* [Written instruction]:
Each line containing the word "Counter" should be found and copied.

* [Exercise inputs]:
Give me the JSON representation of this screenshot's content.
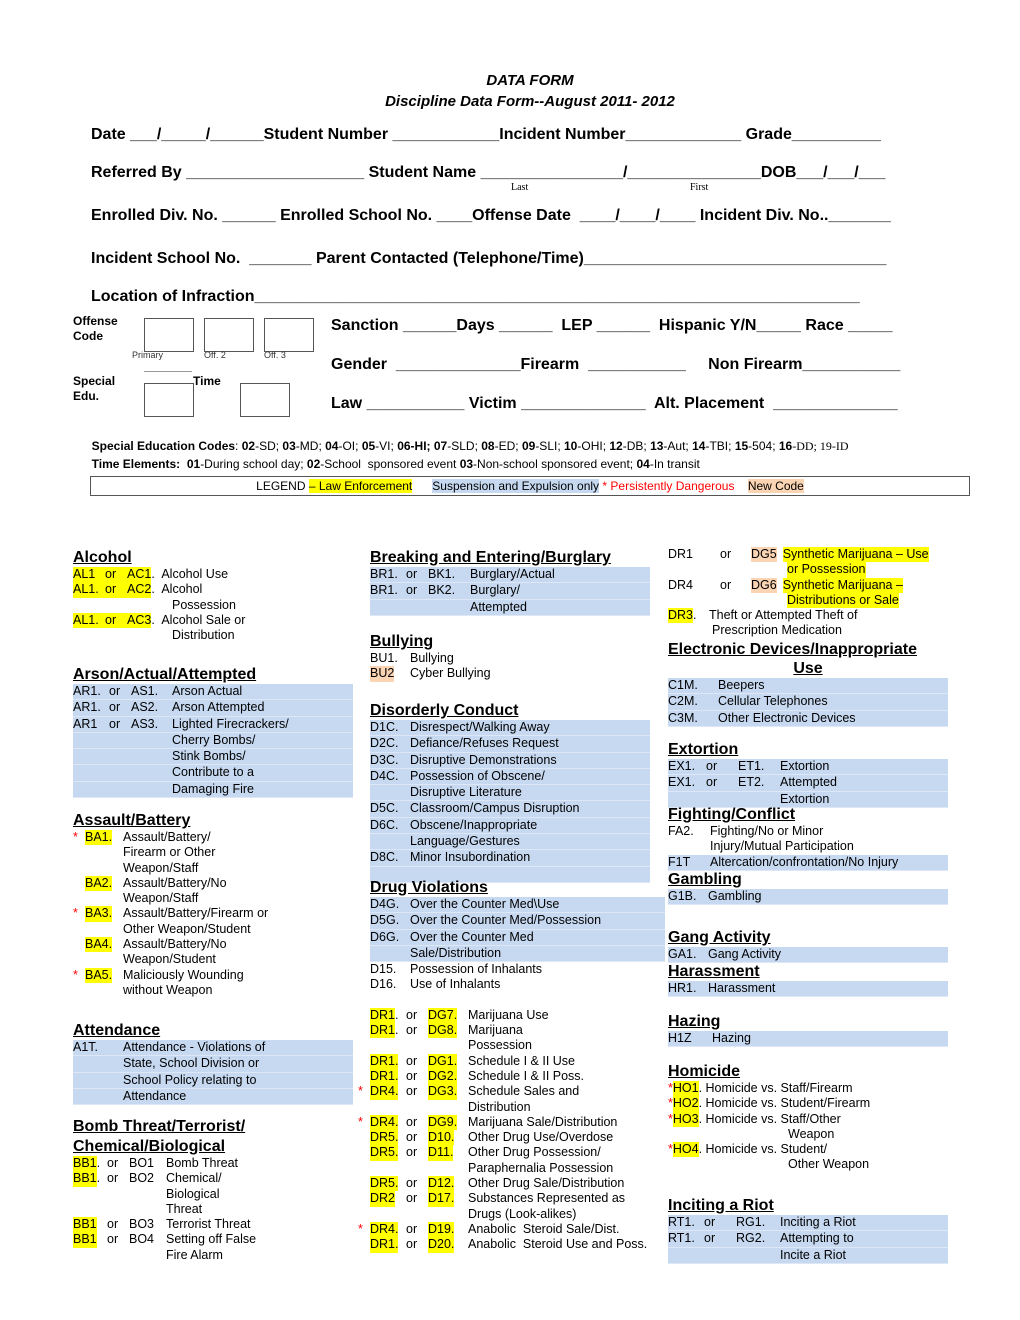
{
  "header": {
    "title": "DATA FORM",
    "subtitle": "Discipline Data Form--August 2011- 2012"
  },
  "form_rows": [
    "Date ___/_____/______Student Number ____________Incident Number_____________ Grade__________",
    "Referred By ____________________ Student Name ________________/_______________DOB___/___/___",
    "Enrolled Div. No. ______ Enrolled School No. ____Offense Date  ____/____/____ Incident Div. No.._______",
    "Incident School No.  _______ Parent Contacted (Telephone/Time)__________________________________",
    "Location of Infraction____________________________________________________________________"
  ],
  "name_sublabels": {
    "last": "Last",
    "first": "First"
  },
  "offense_code": {
    "label_line1": "Offense",
    "label_line2": "Code",
    "boxes": [
      "Primary",
      "Off. 2",
      "Off. 3"
    ]
  },
  "special_edu": {
    "label_line1": "Special",
    "label_line2": "Edu.",
    "time_label": "Time"
  },
  "right_fields": [
    "Sanction ______Days ______  LEP ______  Hispanic Y/N_____ Race _____",
    "Gender  ______________Firearm  ___________     Non Firearm___________",
    "Law ___________ Victim ______________  Alt. Placement  ______________"
  ],
  "special_education_codes": {
    "label": "Special Education Codes",
    "items": [
      {
        "code": "02",
        "desc": "SD"
      },
      {
        "code": "03",
        "desc": "MD"
      },
      {
        "code": "04",
        "desc": "OI"
      },
      {
        "code": "05",
        "desc": "VI"
      },
      {
        "code": "06",
        "desc": "HI"
      },
      {
        "code": "07",
        "desc": "SLD"
      },
      {
        "code": "08",
        "desc": "ED"
      },
      {
        "code": "09",
        "desc": "SLI"
      },
      {
        "code": "10",
        "desc": "OHI"
      },
      {
        "code": "12",
        "desc": "DB"
      },
      {
        "code": "13",
        "desc": "Aut"
      },
      {
        "code": "14",
        "desc": "TBI"
      },
      {
        "code": "15",
        "desc": "504"
      },
      {
        "code": "16",
        "desc": "DD"
      },
      {
        "code": "19",
        "desc": "ID"
      }
    ]
  },
  "time_elements": {
    "label": "Time Elements:",
    "items": [
      {
        "code": "01",
        "desc": "During school day; "
      },
      {
        "code": "02",
        "desc": "School  sponsored event "
      },
      {
        "code": "03",
        "desc": "Non-school sponsored event; "
      },
      {
        "code": "04",
        "desc": "In transit"
      }
    ]
  },
  "legend": {
    "label": "LEGEND",
    "law": "– Law Enforcement",
    "suspension": "Suspension and Expulsion only",
    "dangerous": "* Persistently Dangerous",
    "new_code": "New Code"
  },
  "colors": {
    "law_enforcement": "#ffff00",
    "suspension_expulsion": "#c6d9f1",
    "persistently_dangerous": "#ff0000",
    "new_code": "#fbd4b4"
  },
  "sections": {
    "alcohol": {
      "title": "Alcohol",
      "rows": [
        {
          "a": "AL1",
          "or": "or",
          "b": "AC1",
          "desc": "Alcohol Use"
        },
        {
          "a": "AL1.",
          "or": "or",
          "b": "AC2",
          "desc": "Alcohol"
        },
        {
          "a": "",
          "or": "",
          "b": "",
          "desc": "Possession"
        },
        {
          "a": "AL1.",
          "or": "or",
          "b": "AC3",
          "desc": "Alcohol Sale or"
        },
        {
          "a": "",
          "or": "",
          "b": "",
          "desc": "Distribution"
        }
      ]
    },
    "arson": {
      "title": "Arson/Actual/Attempted",
      "rows": [
        {
          "a": "AR1.",
          "or": "or",
          "b": "AS1.",
          "desc": "Arson Actual"
        },
        {
          "a": "AR1.",
          "or": "or",
          "b": "AS2.",
          "desc": "Arson Attempted"
        },
        {
          "a": "AR1",
          "or": "or",
          "b": "AS3.",
          "desc": "Lighted Firecrackers/"
        },
        {
          "a": "",
          "or": "",
          "b": "",
          "desc": "Cherry Bombs/"
        },
        {
          "a": "",
          "or": "",
          "b": "",
          "desc": "Stink Bombs/"
        },
        {
          "a": "",
          "or": "",
          "b": "",
          "desc": "Contribute to a"
        },
        {
          "a": "",
          "or": "",
          "b": "",
          "desc": "Damaging Fire"
        }
      ]
    },
    "assault": {
      "title": "Assault/Battery",
      "rows": [
        {
          "mark": "*",
          "code": "BA1.",
          "desc": "Assault/Battery/"
        },
        {
          "mark": "",
          "code": "",
          "desc": "Firearm or Other"
        },
        {
          "mark": "",
          "code": "",
          "desc": "Weapon/Staff"
        },
        {
          "mark": "",
          "code": "BA2.",
          "desc": "Assault/Battery/No"
        },
        {
          "mark": "",
          "code": "",
          "desc": "Weapon/Staff"
        },
        {
          "mark": "*",
          "code": "BA3.",
          "desc": "Assault/Battery/Firearm or"
        },
        {
          "mark": "",
          "code": "",
          "desc": "Other Weapon/Student"
        },
        {
          "mark": "",
          "code": "BA4.",
          "desc": "Assault/Battery/No"
        },
        {
          "mark": "",
          "code": "",
          "desc": "Weapon/Student"
        },
        {
          "mark": "*",
          "code": "BA5.",
          "desc": "Maliciously Wounding"
        },
        {
          "mark": "",
          "code": "",
          "desc": "without Weapon"
        }
      ]
    },
    "attendance": {
      "title": "Attendance",
      "rows": [
        {
          "code": "A1T.",
          "desc": "Attendance - Violations of"
        },
        {
          "code": "",
          "desc": "State, School Division or"
        },
        {
          "code": "",
          "desc": "School Policy relating to"
        },
        {
          "code": "",
          "desc": "Attendance"
        }
      ]
    },
    "bomb": {
      "title_line1": "Bomb Threat/Terrorist/",
      "title_line2": "Chemical/Biological",
      "rows": [
        {
          "a": "BB1",
          "dot": ".",
          "or": "or",
          "b": "BO1",
          "desc": "Bomb Threat"
        },
        {
          "a": "BB1",
          "dot": ".",
          "or": "or",
          "b": "BO2",
          "desc": "Chemical/"
        },
        {
          "a": "",
          "dot": "",
          "or": "",
          "b": "",
          "desc": "Biological"
        },
        {
          "a": "",
          "dot": "",
          "or": "",
          "b": "",
          "desc": "Threat"
        },
        {
          "a": "BB1",
          "dot": "",
          "or": "or",
          "b": "BO3",
          "desc": "Terrorist Threat"
        },
        {
          "a": "BB1",
          "dot": "",
          "or": "or",
          "b": "BO4",
          "desc": "Setting off False"
        },
        {
          "a": "",
          "dot": "",
          "or": "",
          "b": "",
          "desc": "Fire Alarm"
        }
      ]
    },
    "breaking": {
      "title": "Breaking and Entering/Burglary",
      "rows": [
        {
          "a": "BR1.",
          "or": "or",
          "b": "BK1.",
          "desc": "Burglary/Actual"
        },
        {
          "a": "BR1.",
          "or": "or",
          "b": "BK2.",
          "desc": "Burglary/"
        },
        {
          "a": "",
          "or": "",
          "b": "",
          "desc": "Attempted"
        }
      ]
    },
    "bullying": {
      "title": "Bullying",
      "rows": [
        {
          "code": "BU1.",
          "desc": "Bullying",
          "new": false
        },
        {
          "code": "BU2",
          "desc": "Cyber Bullying",
          "new": true
        }
      ]
    },
    "disorderly": {
      "title": "Disorderly Conduct",
      "rows": [
        {
          "code": "D1C.",
          "desc": "Disrespect/Walking Away"
        },
        {
          "code": "D2C.",
          "desc": "Defiance/Refuses Request"
        },
        {
          "code": "D3C.",
          "desc": "Disruptive Demonstrations"
        },
        {
          "code": "D4C.",
          "desc": "Possession of Obscene/"
        },
        {
          "code": "",
          "desc": "Disruptive Literature"
        },
        {
          "code": "D5C.",
          "desc": "Classroom/Campus Disruption"
        },
        {
          "code": "D6C.",
          "desc": "Obscene/Inappropriate"
        },
        {
          "code": "",
          "desc": "Language/Gestures"
        },
        {
          "code": "D8C.",
          "desc": "Minor Insubordination"
        },
        {
          "code": "",
          "desc": ""
        }
      ]
    },
    "drug": {
      "title": "Drug Violations",
      "otc_rows": [
        {
          "code": "D4G.",
          "desc": "Over the Counter Med\\Use",
          "blue": true
        },
        {
          "code": "D5G.",
          "desc": "Over the Counter Med/Possession",
          "blue": true
        },
        {
          "code": "D6G.",
          "desc": "Over the Counter Med",
          "blue": true
        },
        {
          "code": "",
          "desc": "Sale/Distribution",
          "blue": true
        },
        {
          "code": "D15.",
          "desc": "Possession of Inhalants",
          "blue": false
        },
        {
          "code": "D16.",
          "desc": "Use of Inhalants",
          "blue": false
        }
      ],
      "rows": [
        {
          "mark": "",
          "a": "DR1",
          "dot": ".",
          "or": "or",
          "b": "DG7.",
          "desc": "Marijuana Use"
        },
        {
          "mark": "",
          "a": "DR1",
          "dot": ".",
          "or": "or",
          "b": "DG8.",
          "desc": "Marijuana"
        },
        {
          "mark": "",
          "a": "",
          "dot": "",
          "or": "",
          "b": "",
          "desc": "Possession"
        },
        {
          "mark": "",
          "a": "DR1.",
          "dot": "",
          "or": "or",
          "b": "DG1.",
          "desc": "Schedule I & II Use"
        },
        {
          "mark": "",
          "a": "DR1.",
          "dot": "",
          "or": "or",
          "b": "DG2.",
          "desc": "Schedule I & II Poss."
        },
        {
          "mark": "*",
          "a": "DR4.",
          "dot": "",
          "or": "or",
          "b": "DG3.",
          "desc": "Schedule Sales and"
        },
        {
          "mark": "",
          "a": "",
          "dot": "",
          "or": "",
          "b": "",
          "desc": "Distribution"
        },
        {
          "mark": "*",
          "a": "DR4.",
          "dot": "",
          "or": "or",
          "b": "DG9.",
          "desc": "Marijuana Sale/Distribution"
        },
        {
          "mark": "",
          "a": "DR5.",
          "dot": "",
          "or": "or",
          "b": "D10.",
          "desc": "Other Drug Use/Overdose"
        },
        {
          "mark": "",
          "a": "DR5.",
          "dot": "",
          "or": "or",
          "b": "D11.",
          "desc": "Other Drug Possession/"
        },
        {
          "mark": "",
          "a": "",
          "dot": "",
          "or": "",
          "b": "",
          "desc": "Paraphernalia Possession"
        },
        {
          "mark": "",
          "a": "DR5.",
          "dot": "",
          "or": "or",
          "b": "D12.",
          "desc": "Other Drug Sale/Distribution"
        },
        {
          "mark": "",
          "a": "DR2",
          "dot": "",
          "or": "or",
          "b": "D17.",
          "desc": "Substances Represented as"
        },
        {
          "mark": "",
          "a": "",
          "dot": "",
          "or": "",
          "b": "",
          "desc": "Drugs (Look-alikes)"
        },
        {
          "mark": "*",
          "a": "DR4.",
          "dot": "",
          "or": "or",
          "b": "D19.",
          "desc": "Anabolic  Steroid Sale/Dist."
        },
        {
          "mark": "",
          "a": "DR1.",
          "dot": "",
          "or": "or",
          "b": "D20.",
          "desc": "Anabolic  Steroid Use and Poss."
        }
      ],
      "continued": [
        {
          "a": "DR1",
          "or": "or",
          "b": "DG5",
          "desc1": "Synthetic Marijuana – Use",
          "desc2": "or Possession"
        },
        {
          "a": "DR4",
          "or": "or",
          "b": "DG6",
          "desc1": "Synthetic Marijuana –",
          "desc2": "Distributions or Sale"
        }
      ],
      "dr3": {
        "code": "DR3",
        "dot": ".",
        "desc1": "Theft or Attempted Theft of",
        "desc2": "Prescription Medication"
      }
    },
    "electronic": {
      "title_line1": "Electronic Devices/Inappropriate",
      "title_line2": "Use",
      "rows": [
        {
          "code": "C1M.",
          "desc": "Beepers"
        },
        {
          "code": "C2M.",
          "desc": "Cellular Telephones"
        },
        {
          "code": "C3M.",
          "desc": "Other Electronic Devices"
        }
      ]
    },
    "extortion": {
      "title": "Extortion",
      "rows": [
        {
          "a": "EX1.",
          "or": "or",
          "b": "ET1.",
          "desc": "Extortion"
        },
        {
          "a": "EX1.",
          "or": "or",
          "b": "ET2.",
          "desc": "Attempted"
        },
        {
          "a": "",
          "or": "",
          "b": "",
          "desc": "Extortion"
        }
      ]
    },
    "fighting": {
      "title": "Fighting/Conflict",
      "rows": [
        {
          "code": "FA2.",
          "desc": "Fighting/No or Minor",
          "blue": false
        },
        {
          "code": "",
          "desc": "Injury/Mutual Participation",
          "blue": false
        },
        {
          "code": "F1T",
          "desc": "Altercation/confrontation/No Injury",
          "blue": true
        }
      ]
    },
    "gambling": {
      "title": "Gambling",
      "rows": [
        {
          "code": "G1B.",
          "desc": "Gambling"
        }
      ]
    },
    "gang": {
      "title": "Gang Activity",
      "rows": [
        {
          "code": "GA1.",
          "desc": "Gang Activity"
        }
      ]
    },
    "harassment": {
      "title": "Harassment",
      "rows": [
        {
          "code": "HR1.",
          "desc": "Harassment"
        }
      ]
    },
    "hazing": {
      "title": "Hazing",
      "rows": [
        {
          "code": "H1Z",
          "desc": "Hazing"
        }
      ]
    },
    "homicide": {
      "title": "Homicide",
      "rows": [
        {
          "mark": "*",
          "code": "HO1",
          "desc": ". Homicide vs. Staff/Firearm"
        },
        {
          "mark": "*",
          "code": "HO2",
          "desc": ". Homicide vs. Student/Firearm"
        },
        {
          "mark": "*",
          "code": "HO3",
          "desc": ". Homicide vs. Staff/Other"
        },
        {
          "mark": "",
          "code": "",
          "desc": "Weapon"
        },
        {
          "mark": "*",
          "code": "HO4",
          "desc": ". Homicide vs. Student/"
        },
        {
          "mark": "",
          "code": "",
          "desc": "Other Weapon"
        }
      ]
    },
    "riot": {
      "title": "Inciting a Riot",
      "rows": [
        {
          "a": "RT1.",
          "or": "or",
          "b": "RG1.",
          "desc": "Inciting a Riot"
        },
        {
          "a": "RT1.",
          "or": "or",
          "b": "RG2.",
          "desc": "Attempting to"
        },
        {
          "a": "",
          "or": "",
          "b": "",
          "desc": "Incite a Riot"
        }
      ]
    }
  }
}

* [In response]:
          "desc": "Over the Counter Med\\Use",
          "desc": "Over the Counter Med/Possession",
          "desc": "Over the Counter Med",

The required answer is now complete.